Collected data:
%%
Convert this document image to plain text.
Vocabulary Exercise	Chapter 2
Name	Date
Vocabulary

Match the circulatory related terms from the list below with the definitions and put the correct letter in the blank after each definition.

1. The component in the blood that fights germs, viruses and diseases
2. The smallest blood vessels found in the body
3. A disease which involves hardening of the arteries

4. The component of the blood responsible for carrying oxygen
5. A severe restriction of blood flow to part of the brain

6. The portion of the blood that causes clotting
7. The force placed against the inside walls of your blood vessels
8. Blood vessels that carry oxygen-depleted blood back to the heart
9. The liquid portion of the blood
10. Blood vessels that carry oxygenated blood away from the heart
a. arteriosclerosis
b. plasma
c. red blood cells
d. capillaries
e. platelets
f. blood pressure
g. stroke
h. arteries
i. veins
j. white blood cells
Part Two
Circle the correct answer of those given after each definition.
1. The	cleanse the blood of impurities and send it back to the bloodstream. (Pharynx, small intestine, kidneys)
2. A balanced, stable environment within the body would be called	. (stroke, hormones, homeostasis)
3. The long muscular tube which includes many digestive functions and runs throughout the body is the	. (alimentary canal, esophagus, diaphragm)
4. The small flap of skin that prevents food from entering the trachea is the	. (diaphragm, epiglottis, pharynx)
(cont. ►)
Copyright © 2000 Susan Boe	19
%%
%%
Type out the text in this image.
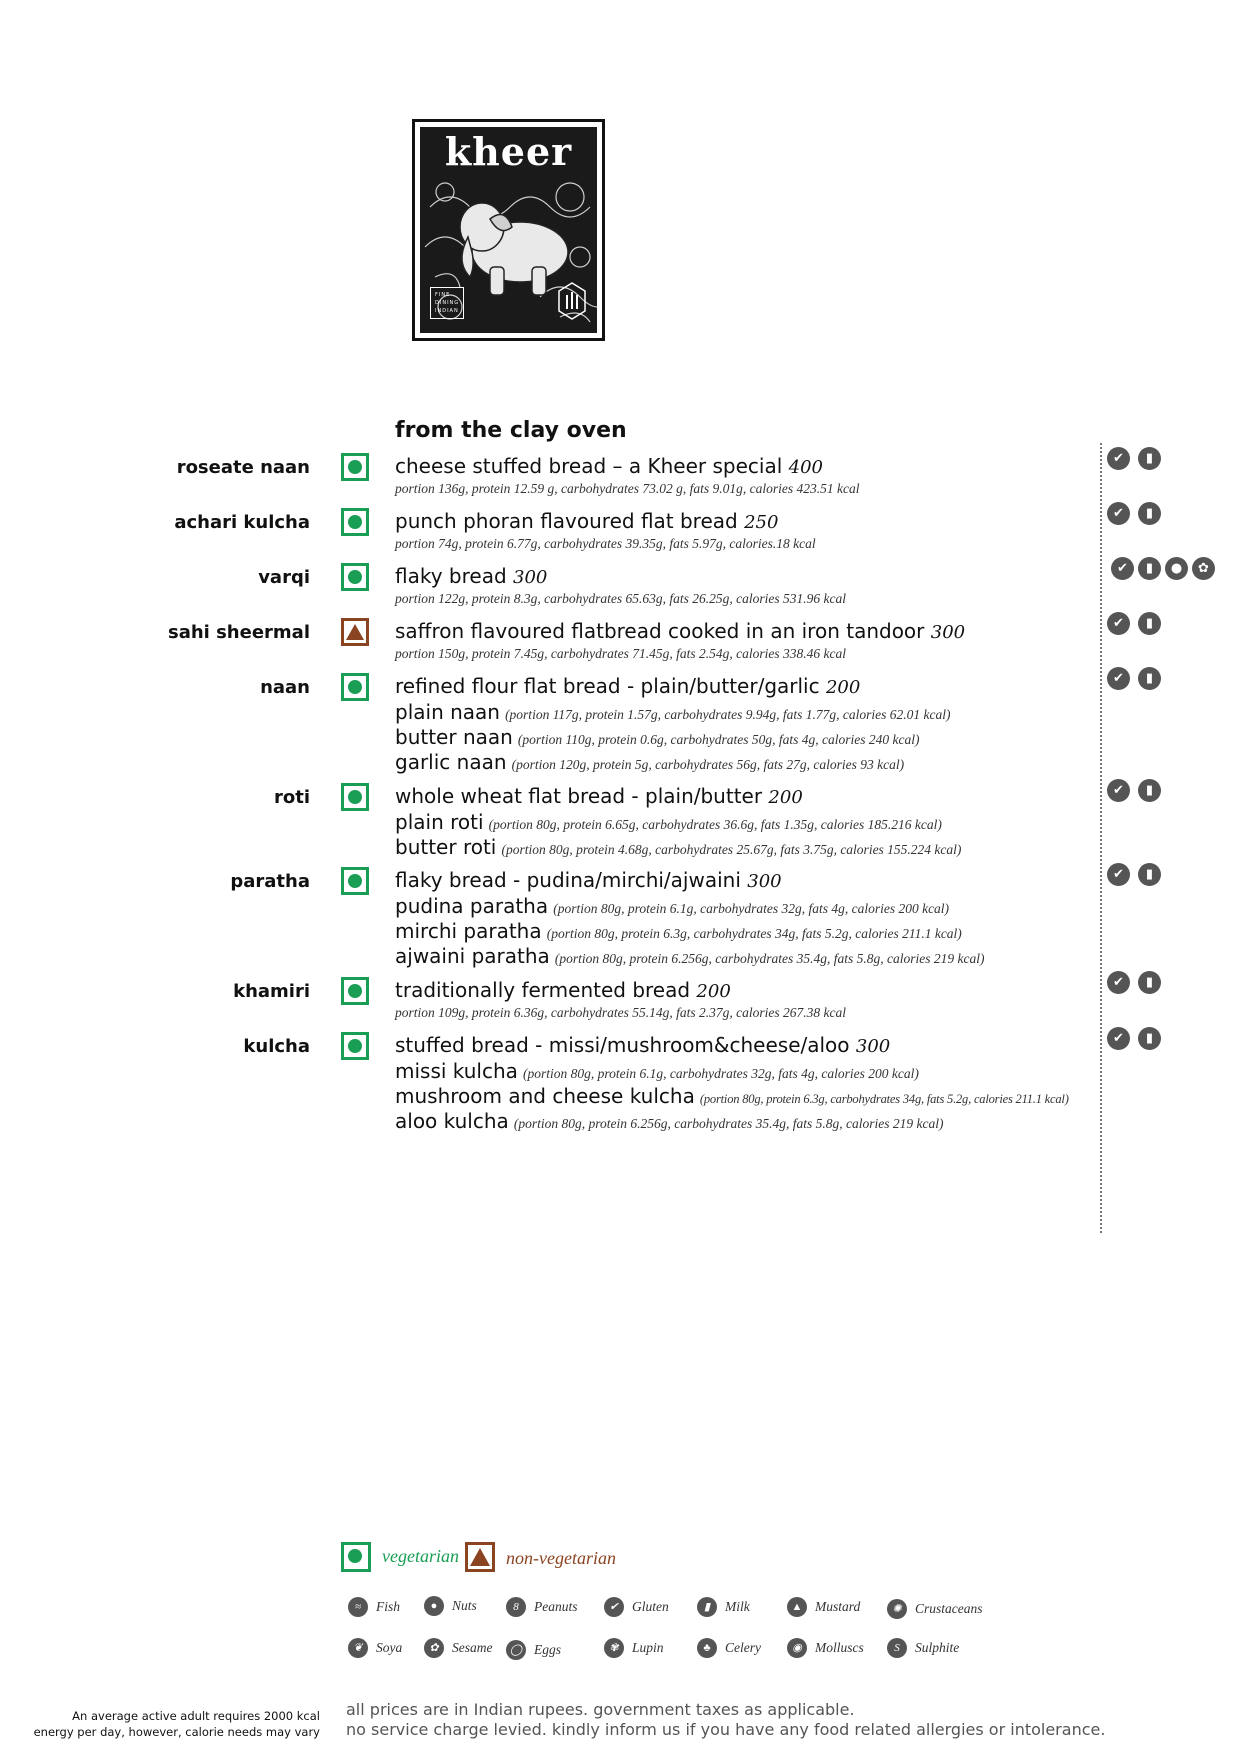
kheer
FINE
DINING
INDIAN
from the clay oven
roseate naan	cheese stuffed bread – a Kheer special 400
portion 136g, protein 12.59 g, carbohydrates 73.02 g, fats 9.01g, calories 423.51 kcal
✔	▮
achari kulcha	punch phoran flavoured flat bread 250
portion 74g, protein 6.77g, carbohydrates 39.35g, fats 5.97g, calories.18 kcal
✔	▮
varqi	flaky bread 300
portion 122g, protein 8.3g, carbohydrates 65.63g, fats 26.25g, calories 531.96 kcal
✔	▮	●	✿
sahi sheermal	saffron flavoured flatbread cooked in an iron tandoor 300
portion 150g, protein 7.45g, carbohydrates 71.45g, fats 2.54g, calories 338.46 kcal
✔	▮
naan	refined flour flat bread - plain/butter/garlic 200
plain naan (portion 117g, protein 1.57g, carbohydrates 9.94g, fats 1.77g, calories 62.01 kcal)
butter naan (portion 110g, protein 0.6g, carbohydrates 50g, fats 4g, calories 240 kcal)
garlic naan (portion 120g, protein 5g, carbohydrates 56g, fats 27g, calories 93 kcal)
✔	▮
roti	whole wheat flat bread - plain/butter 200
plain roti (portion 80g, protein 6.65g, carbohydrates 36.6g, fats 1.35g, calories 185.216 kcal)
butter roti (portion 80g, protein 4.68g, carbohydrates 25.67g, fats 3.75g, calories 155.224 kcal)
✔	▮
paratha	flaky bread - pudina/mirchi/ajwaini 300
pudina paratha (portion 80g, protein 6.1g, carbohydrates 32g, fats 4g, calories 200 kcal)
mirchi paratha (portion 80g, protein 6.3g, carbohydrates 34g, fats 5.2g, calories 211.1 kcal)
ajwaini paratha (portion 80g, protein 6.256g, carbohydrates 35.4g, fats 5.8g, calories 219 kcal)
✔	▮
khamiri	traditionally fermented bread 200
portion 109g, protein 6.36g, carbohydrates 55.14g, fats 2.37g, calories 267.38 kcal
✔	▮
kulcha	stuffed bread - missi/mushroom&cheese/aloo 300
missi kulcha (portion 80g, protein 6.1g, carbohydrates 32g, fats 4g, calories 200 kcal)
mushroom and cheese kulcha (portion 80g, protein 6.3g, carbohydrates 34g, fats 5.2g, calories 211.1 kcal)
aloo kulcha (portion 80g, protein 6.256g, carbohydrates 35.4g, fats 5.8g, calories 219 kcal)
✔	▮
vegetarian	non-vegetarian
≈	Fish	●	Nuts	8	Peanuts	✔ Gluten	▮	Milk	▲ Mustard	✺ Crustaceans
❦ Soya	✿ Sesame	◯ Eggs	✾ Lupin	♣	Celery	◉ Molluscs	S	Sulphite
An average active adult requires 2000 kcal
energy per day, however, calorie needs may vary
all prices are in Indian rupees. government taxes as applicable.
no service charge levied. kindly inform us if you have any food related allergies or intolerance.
%%
%%
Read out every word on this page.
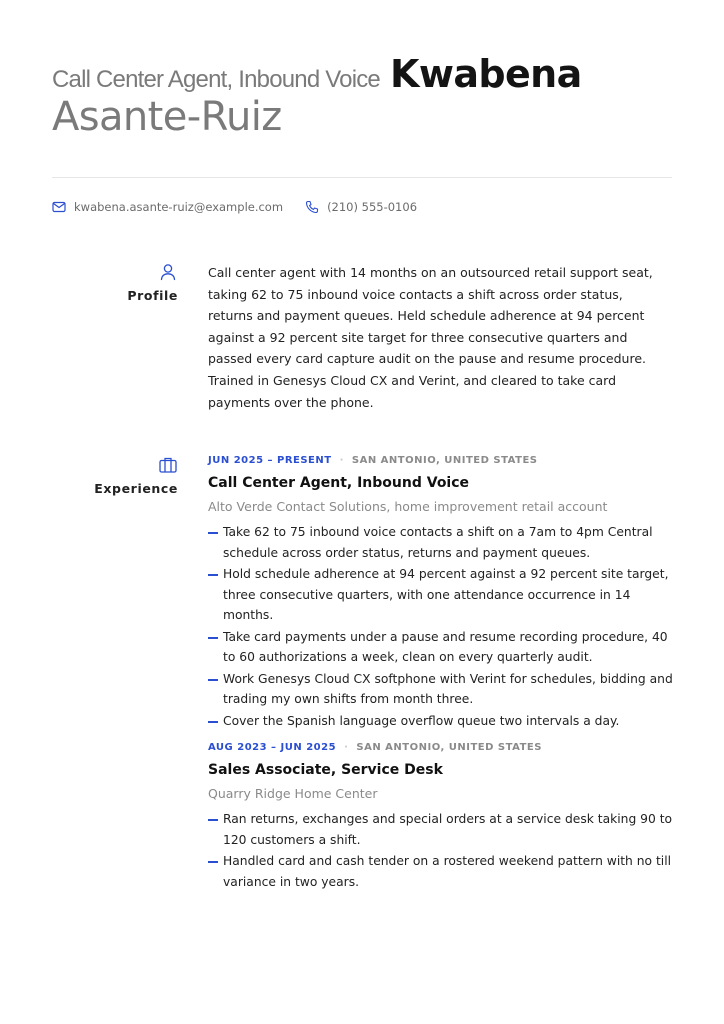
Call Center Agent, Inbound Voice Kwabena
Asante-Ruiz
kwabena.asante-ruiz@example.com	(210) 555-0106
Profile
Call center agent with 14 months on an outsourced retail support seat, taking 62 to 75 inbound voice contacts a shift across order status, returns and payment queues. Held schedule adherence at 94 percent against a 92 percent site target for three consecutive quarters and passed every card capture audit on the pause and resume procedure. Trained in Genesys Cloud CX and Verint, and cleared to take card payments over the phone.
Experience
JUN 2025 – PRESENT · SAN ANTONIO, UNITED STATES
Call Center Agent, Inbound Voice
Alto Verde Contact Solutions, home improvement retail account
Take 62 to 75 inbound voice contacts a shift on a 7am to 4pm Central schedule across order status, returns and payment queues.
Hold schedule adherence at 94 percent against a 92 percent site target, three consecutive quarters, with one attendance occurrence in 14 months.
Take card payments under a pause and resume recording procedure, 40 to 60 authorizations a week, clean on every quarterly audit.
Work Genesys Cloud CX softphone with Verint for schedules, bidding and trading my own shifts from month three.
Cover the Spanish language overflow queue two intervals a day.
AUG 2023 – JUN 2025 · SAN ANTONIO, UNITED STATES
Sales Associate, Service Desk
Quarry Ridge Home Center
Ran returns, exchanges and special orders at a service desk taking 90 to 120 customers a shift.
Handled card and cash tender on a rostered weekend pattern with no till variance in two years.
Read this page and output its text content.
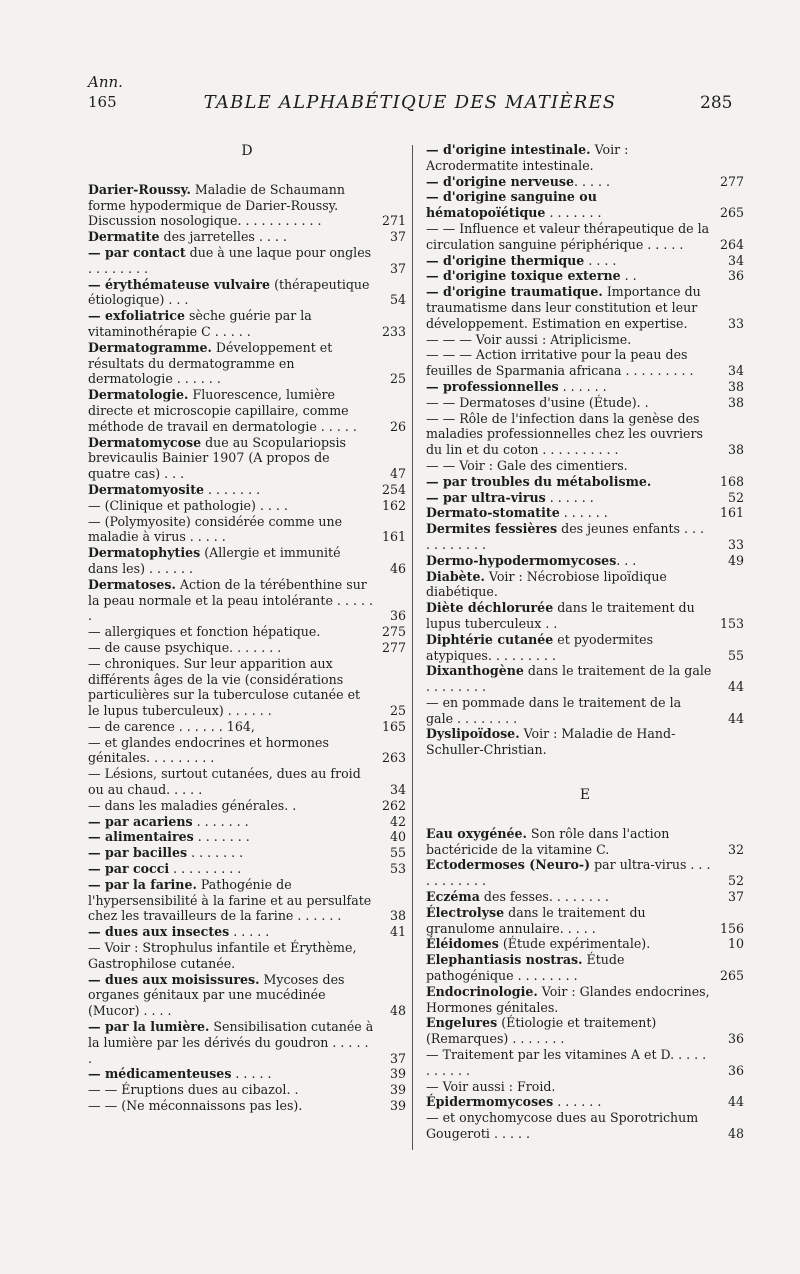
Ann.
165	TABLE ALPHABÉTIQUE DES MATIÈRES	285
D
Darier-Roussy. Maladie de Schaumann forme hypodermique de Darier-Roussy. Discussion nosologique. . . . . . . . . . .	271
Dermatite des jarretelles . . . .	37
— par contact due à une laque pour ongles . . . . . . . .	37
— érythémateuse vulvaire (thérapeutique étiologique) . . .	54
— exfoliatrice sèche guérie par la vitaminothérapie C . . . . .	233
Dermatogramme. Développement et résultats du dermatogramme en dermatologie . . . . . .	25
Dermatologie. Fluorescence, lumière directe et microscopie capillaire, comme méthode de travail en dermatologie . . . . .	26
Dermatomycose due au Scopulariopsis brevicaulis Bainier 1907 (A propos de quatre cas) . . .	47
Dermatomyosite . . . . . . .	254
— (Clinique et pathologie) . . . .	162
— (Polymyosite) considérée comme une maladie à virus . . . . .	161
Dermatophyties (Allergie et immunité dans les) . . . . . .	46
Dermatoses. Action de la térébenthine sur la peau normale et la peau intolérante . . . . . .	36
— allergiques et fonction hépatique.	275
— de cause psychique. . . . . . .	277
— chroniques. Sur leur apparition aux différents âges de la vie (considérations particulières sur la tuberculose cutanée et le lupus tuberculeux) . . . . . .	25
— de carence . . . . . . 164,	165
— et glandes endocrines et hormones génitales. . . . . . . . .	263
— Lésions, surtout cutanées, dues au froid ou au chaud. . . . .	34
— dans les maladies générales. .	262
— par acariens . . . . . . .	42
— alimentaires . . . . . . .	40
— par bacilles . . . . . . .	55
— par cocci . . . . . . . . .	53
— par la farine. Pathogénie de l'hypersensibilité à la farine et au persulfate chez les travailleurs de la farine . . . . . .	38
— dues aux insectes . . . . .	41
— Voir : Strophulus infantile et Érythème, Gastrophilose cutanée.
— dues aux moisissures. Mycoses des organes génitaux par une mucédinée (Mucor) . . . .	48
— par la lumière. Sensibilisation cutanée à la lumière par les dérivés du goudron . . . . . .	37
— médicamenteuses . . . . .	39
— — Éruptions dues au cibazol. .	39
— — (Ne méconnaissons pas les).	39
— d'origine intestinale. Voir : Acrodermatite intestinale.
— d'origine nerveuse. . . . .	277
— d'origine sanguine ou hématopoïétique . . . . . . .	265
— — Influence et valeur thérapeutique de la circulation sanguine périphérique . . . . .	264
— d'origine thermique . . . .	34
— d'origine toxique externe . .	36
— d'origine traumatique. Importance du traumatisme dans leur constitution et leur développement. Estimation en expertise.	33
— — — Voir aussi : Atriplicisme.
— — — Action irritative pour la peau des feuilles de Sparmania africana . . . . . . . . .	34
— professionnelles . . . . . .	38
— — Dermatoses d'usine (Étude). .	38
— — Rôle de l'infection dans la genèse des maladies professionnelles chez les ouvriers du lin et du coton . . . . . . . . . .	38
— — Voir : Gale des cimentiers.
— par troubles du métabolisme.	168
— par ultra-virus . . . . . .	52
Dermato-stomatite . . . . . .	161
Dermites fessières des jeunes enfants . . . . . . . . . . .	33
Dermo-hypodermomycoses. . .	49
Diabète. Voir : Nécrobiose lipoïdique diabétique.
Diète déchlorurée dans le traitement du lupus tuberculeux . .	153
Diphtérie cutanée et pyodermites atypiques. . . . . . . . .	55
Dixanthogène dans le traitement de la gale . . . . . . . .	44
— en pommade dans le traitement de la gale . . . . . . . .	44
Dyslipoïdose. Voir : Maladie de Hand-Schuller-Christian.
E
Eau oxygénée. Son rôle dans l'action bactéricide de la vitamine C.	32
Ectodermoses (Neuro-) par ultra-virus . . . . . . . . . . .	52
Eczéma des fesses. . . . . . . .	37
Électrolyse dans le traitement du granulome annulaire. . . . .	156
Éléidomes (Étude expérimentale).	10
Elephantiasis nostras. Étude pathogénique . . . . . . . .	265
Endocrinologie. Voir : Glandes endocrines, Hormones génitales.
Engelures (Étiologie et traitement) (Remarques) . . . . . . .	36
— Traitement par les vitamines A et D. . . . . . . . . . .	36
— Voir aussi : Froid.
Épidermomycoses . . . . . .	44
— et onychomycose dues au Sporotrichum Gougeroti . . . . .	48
%%
- _Requirement_
Only the lines that contain the string "food" should be copied from the entries above.

- _Exercise result_
4. The small flap of skin that prevents food from entering the trachea is the	. (diaphragm, epiglottis, pharynx)
no service charge levied. kindly inform us if you have any food related allergies or intolerance.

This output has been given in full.